• _STATED EXERCISE_
Go through the material below and copy all lines with "신청내역".

• _DATASET RECORDS_
────────────────
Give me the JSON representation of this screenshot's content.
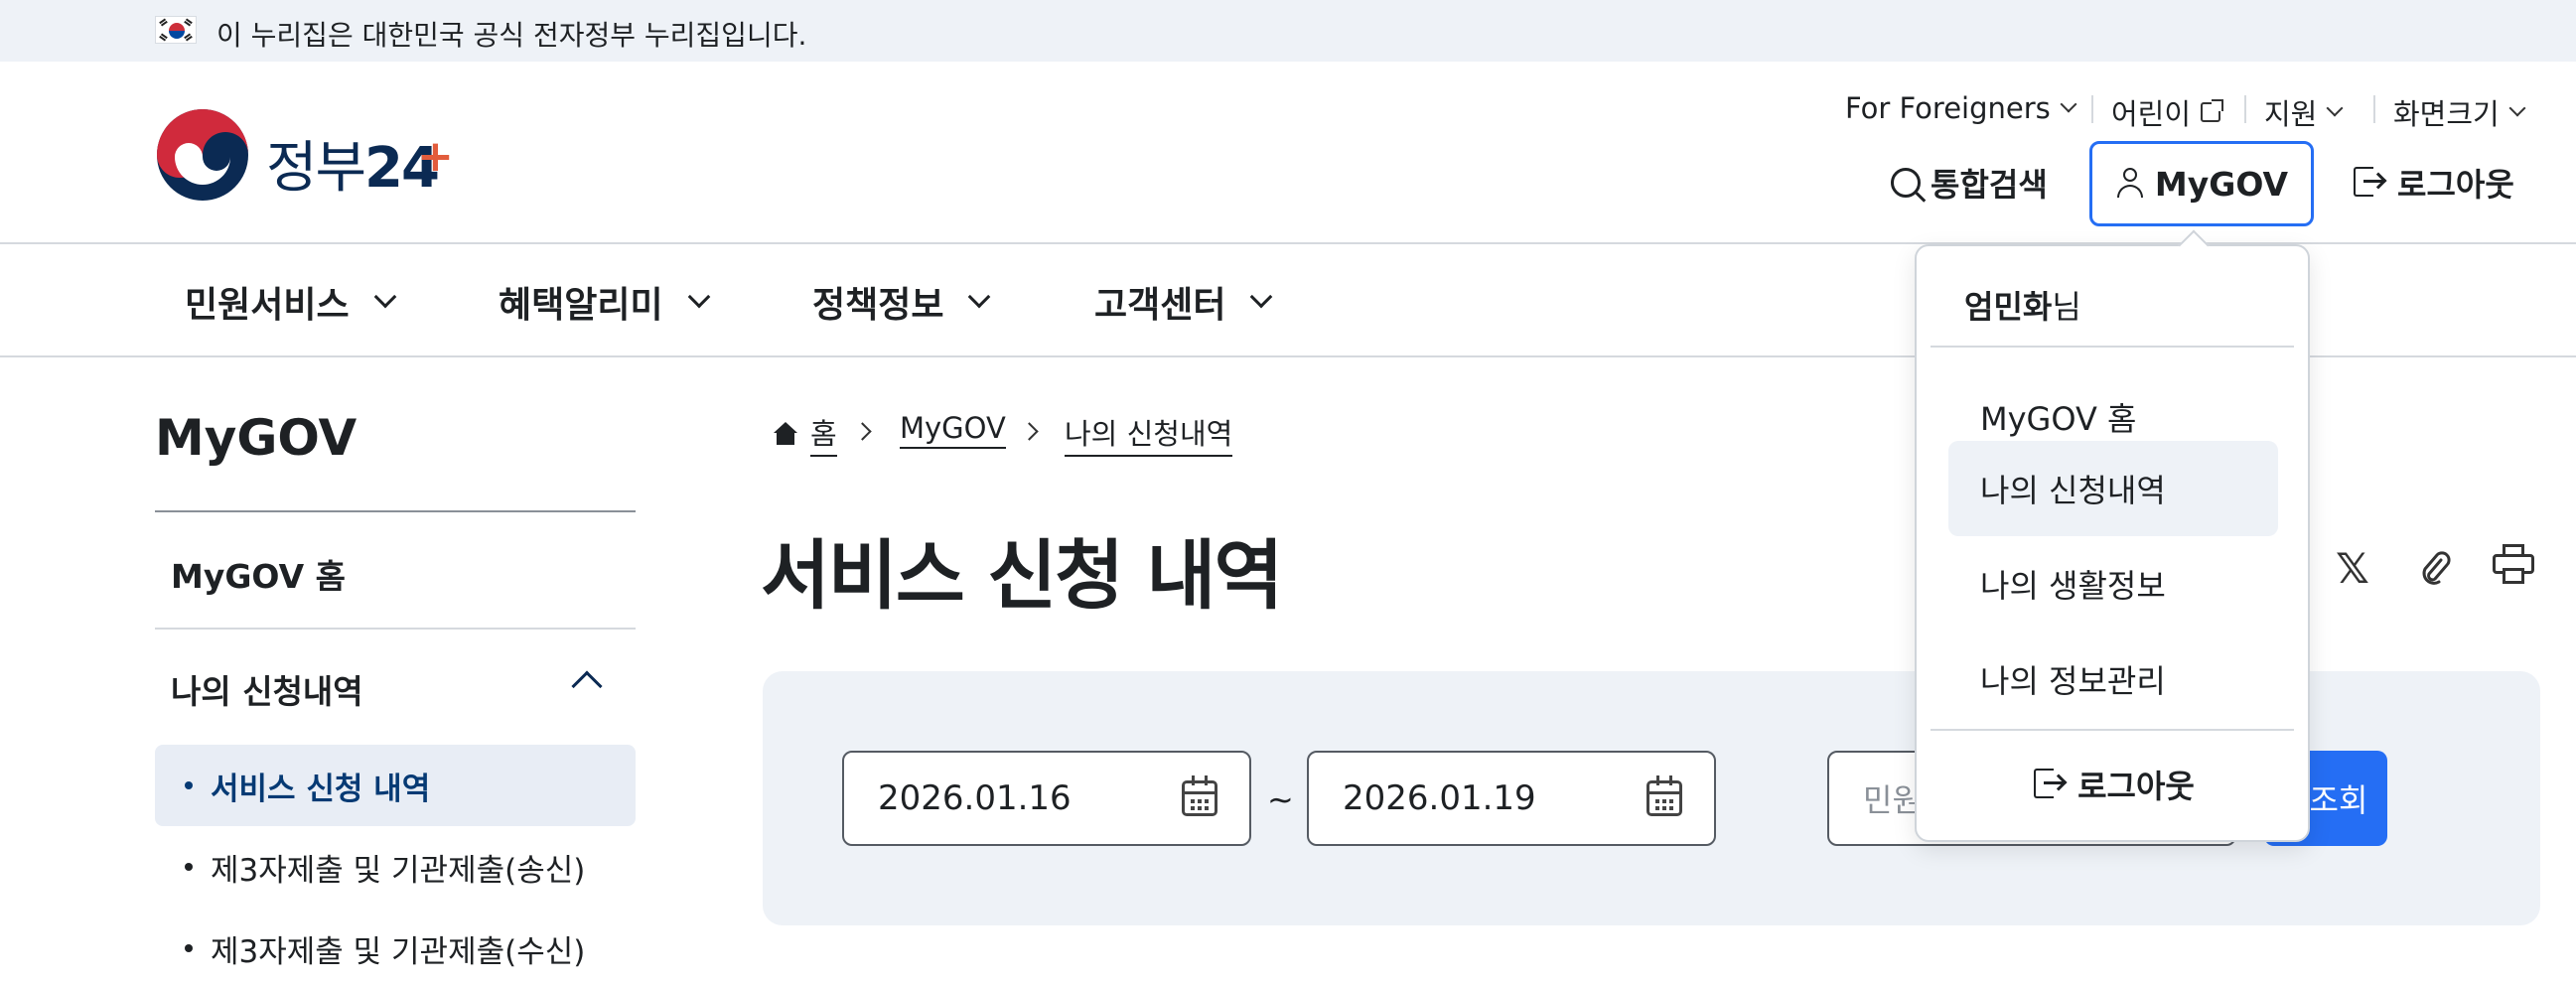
{
  "gov_banner": {
    "text": "이 누리집은 대한민국 공식 전자정부 누리집입니다."
  },
  "logo": {
    "text": "정부",
    "number": "24",
    "plus": "+"
  },
  "util_menu": {
    "foreigners": "For Foreigners",
    "kids": "어린이",
    "support": "지원",
    "screen_size": "화면크기"
  },
  "header_actions": {
    "search": "통합검색",
    "mygov": "MyGOV",
    "logout": "로그아웃"
  },
  "nav": {
    "items": [
      {
        "label": "민원서비스"
      },
      {
        "label": "혜택알리미"
      },
      {
        "label": "정책정보"
      },
      {
        "label": "고객센터"
      }
    ]
  },
  "sidebar": {
    "title": "MyGOV",
    "home": "MyGOV 홈",
    "section": "나의 신청내역",
    "sub_items": [
      {
        "label": "서비스 신청 내역",
        "active": true
      },
      {
        "label": "제3자제출 및 기관제출(송신)",
        "active": false
      },
      {
        "label": "제3자제출 및 기관제출(수신)",
        "active": false
      }
    ]
  },
  "breadcrumb": {
    "home": "홈",
    "level1": "MyGOV",
    "level2": "나의 신청내역"
  },
  "page": {
    "title": "서비스 신청 내역"
  },
  "share": {
    "x_glyph": "𝕏"
  },
  "search_panel": {
    "start_date": "2026.01.16",
    "end_date": "2026.01.19",
    "tilde": "~",
    "keyword_placeholder": "민원",
    "query_button": "조회"
  },
  "mygov_dropdown": {
    "user_name": "엄민화",
    "user_suffix": "님",
    "items": [
      {
        "label": "MyGOV 홈",
        "active": false
      },
      {
        "label": "나의 신청내역",
        "active": true
      },
      {
        "label": "나의 생활정보",
        "active": false
      },
      {
        "label": "나의 정보관리",
        "active": false
      }
    ],
    "logout": "로그아웃"
  },
  "colors": {
    "accent": "#256ef4",
    "navy": "#0b2a53",
    "panel_bg": "#eef2f7",
    "active_sub_text": "#063a74"
  }
}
────────────────
• _TASK OUTPUT_
    "section": "나의 신청내역",
    "level2": "나의 신청내역"
        "label": "나의 신청내역",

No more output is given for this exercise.